PROBLEM DESCRIPTION: Please copy out all lines of the entries that contain the word "visas".

(Website and app data records)
Content starts

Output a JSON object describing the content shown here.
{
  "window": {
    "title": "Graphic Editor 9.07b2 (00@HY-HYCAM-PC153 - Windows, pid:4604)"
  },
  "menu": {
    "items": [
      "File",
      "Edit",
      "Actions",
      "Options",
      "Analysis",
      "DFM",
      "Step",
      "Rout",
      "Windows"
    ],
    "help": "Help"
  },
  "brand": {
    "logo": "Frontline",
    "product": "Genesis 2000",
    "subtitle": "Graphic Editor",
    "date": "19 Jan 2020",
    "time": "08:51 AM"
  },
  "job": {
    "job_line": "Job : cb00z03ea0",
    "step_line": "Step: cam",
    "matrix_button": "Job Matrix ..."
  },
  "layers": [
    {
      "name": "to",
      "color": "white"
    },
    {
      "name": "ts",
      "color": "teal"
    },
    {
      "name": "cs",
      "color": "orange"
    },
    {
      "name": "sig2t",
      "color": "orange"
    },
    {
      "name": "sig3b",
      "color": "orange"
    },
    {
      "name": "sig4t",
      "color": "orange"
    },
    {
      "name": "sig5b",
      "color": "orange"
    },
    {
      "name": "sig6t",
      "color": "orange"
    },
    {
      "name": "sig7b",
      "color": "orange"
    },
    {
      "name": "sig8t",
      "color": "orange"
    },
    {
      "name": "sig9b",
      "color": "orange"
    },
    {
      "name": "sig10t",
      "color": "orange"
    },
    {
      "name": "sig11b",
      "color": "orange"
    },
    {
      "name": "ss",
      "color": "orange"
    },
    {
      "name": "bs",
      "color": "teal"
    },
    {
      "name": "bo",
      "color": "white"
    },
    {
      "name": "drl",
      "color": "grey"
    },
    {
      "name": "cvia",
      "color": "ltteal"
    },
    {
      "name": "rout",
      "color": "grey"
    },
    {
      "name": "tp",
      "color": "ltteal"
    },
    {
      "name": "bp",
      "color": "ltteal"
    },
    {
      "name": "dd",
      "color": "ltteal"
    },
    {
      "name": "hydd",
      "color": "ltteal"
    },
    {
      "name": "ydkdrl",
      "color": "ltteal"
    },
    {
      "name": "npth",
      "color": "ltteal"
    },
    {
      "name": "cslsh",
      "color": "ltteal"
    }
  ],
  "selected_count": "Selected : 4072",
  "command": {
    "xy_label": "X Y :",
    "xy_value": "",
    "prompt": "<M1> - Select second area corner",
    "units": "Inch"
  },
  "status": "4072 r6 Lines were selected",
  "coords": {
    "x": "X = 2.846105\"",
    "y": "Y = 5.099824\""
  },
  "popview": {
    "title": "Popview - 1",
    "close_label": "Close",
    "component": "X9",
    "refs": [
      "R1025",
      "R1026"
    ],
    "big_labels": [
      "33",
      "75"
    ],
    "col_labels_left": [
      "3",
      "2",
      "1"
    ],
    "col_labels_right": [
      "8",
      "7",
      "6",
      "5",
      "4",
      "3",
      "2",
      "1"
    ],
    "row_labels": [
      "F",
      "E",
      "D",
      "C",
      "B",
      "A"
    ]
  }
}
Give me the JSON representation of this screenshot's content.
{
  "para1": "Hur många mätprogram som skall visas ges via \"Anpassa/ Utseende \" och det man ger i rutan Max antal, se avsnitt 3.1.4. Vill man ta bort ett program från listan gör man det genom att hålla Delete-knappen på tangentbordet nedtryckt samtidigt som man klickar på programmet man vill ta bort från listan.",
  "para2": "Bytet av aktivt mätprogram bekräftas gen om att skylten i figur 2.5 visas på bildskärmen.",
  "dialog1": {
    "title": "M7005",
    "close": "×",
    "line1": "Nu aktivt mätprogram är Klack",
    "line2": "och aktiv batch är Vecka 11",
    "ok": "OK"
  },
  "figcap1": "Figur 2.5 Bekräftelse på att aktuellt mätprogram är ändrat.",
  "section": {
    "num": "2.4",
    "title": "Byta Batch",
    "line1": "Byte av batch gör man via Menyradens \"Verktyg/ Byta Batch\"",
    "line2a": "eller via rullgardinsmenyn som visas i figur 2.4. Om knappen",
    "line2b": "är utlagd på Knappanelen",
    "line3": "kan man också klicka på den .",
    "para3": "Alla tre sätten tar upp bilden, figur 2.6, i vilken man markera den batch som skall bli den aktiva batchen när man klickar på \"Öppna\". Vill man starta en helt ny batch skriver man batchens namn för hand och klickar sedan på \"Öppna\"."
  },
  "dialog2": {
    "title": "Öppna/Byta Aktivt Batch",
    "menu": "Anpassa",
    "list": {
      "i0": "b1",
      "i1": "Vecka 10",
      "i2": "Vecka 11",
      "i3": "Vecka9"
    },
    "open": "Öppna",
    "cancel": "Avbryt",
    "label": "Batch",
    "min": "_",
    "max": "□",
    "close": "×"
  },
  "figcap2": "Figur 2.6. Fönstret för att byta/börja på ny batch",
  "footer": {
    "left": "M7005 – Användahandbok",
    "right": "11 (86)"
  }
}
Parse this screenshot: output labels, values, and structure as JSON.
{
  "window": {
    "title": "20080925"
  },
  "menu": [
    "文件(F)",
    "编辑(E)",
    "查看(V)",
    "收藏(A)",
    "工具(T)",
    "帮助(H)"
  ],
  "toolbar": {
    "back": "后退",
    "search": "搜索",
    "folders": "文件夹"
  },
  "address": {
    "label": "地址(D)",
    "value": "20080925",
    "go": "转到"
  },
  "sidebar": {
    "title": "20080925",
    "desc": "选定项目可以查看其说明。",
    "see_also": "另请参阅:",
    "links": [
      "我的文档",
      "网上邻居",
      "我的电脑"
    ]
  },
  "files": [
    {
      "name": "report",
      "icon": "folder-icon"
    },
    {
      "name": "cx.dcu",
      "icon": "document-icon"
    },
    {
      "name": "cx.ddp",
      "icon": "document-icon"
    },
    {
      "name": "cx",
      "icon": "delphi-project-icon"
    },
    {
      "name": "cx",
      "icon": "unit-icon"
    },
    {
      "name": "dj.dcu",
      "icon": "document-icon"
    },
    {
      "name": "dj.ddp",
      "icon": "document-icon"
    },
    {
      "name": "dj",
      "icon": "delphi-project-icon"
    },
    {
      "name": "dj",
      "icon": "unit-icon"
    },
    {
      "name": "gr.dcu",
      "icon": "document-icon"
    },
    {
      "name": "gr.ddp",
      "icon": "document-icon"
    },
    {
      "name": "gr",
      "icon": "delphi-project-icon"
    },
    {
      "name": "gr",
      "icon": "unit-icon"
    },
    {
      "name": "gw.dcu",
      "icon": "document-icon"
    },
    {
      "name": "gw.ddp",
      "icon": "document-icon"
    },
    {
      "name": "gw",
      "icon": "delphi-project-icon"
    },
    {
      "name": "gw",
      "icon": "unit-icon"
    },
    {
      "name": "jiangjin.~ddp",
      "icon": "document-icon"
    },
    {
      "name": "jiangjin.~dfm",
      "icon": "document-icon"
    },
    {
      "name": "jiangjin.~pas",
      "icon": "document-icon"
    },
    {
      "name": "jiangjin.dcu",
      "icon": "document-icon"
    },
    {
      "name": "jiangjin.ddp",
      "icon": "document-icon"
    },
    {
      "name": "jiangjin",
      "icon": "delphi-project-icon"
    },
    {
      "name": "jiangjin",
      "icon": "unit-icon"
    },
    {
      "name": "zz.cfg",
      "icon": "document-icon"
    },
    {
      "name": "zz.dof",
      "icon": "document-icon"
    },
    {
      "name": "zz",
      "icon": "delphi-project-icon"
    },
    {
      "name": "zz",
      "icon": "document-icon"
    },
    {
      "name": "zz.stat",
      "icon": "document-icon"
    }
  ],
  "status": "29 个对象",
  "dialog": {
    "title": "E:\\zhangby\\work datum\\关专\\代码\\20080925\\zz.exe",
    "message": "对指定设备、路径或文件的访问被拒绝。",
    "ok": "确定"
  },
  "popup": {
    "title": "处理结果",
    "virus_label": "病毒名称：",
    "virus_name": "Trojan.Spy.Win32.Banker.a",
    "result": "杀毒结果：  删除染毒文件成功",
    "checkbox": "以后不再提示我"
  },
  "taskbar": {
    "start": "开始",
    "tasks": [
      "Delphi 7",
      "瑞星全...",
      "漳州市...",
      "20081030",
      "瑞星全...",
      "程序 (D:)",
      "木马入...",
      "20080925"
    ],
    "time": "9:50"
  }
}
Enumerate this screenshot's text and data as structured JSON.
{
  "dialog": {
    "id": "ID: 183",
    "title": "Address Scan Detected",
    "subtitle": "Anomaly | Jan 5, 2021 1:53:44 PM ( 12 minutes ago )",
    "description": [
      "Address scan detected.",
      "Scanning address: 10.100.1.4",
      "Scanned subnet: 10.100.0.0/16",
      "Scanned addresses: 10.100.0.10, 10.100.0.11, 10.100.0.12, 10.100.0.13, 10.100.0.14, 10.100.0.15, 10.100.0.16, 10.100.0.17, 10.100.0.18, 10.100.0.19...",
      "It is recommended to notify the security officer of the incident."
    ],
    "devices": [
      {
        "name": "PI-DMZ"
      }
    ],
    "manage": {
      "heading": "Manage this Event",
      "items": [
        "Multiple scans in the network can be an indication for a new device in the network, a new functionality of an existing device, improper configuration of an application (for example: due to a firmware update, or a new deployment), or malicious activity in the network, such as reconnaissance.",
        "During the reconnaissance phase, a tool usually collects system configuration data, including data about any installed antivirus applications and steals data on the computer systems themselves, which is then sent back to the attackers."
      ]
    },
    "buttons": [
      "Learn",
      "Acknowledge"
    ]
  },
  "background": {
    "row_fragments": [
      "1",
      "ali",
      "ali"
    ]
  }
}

Content ends

TASK RESPONSE:
  "para1": "Hur många mätprogram som skall visas ges via \"Anpassa/ Utseende \" och det man ger i rutan Max antal, se avsnitt 3.1.4. Vill man ta bort ett program från listan gör man det genom att hålla Delete-knappen på tangentbordet nedtryckt samtidigt som man klickar på programmet man vill ta bort från listan.",
  "para2": "Bytet av aktivt mätprogram bekräftas gen om att skylten i figur 2.5 visas på bildskärmen.",
    "line2a": "eller via rullgardinsmenyn som visas i figur 2.4. Om knappen",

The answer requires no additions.